__WRITTEN EXERCISE__. Render the lines below as a two-column CSV with the header input,output. Give one row for each request, with the request's text in one quoted field and its answer in the other, and replace line breaks with spaces.

A run of lines

** start **

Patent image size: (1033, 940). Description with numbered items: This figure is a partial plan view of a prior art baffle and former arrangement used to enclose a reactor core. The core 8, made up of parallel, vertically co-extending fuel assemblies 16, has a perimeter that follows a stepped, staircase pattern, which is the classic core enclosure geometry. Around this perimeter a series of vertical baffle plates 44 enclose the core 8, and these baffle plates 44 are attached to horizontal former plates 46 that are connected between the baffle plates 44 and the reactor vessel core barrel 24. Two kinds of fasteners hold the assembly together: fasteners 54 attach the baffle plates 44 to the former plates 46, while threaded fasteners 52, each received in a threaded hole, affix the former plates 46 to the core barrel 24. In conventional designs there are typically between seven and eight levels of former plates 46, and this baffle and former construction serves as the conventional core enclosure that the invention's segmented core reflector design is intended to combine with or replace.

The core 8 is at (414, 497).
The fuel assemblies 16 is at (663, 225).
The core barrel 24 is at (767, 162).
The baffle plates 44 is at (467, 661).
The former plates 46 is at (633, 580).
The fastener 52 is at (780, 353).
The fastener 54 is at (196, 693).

** end **

__IN RESPONSE__.
input,output
"Patent image size: (1033, 940). Description with numbered items: This figure is a partial plan view of a prior art baffle and former arrangement used to enclose a reactor core. The core 8, made up of parallel, vertically co-extending fuel assemblies 16, has a perimeter that follows a stepped, staircase pattern, which is the classic core enclosure geometry. Around this perimeter a series of vertical baffle plates 44 enclose the core 8, and these baffle plates 44 are attached to horizontal former plates 46 that are connected between the baffle plates 44 and the reactor vessel core barrel 24. Two kinds of fasteners hold the assembly together: fasteners 54 attach the baffle plates 44 to the former plates 46, while threaded fasteners 52, each received in a threaded hole, affix the former plates 46 to the core barrel 24. In conventional designs there are typically between seven and eight levels of former plates 46, and this baffle and former construction serves as the conventional core enclosure that the invention's segmented core reflector design is intended to combine with or replace.","The core 8 is at (414, 497). The fuel assemblies 16 is at (663, 225). The core barrel 24 is at (767, 162). The baffle plates 44 is at (467, 661). The former plates 46 is at (633, 580). The fastener 52 is at (780, 353). The fastener 54 is at (196, 693)."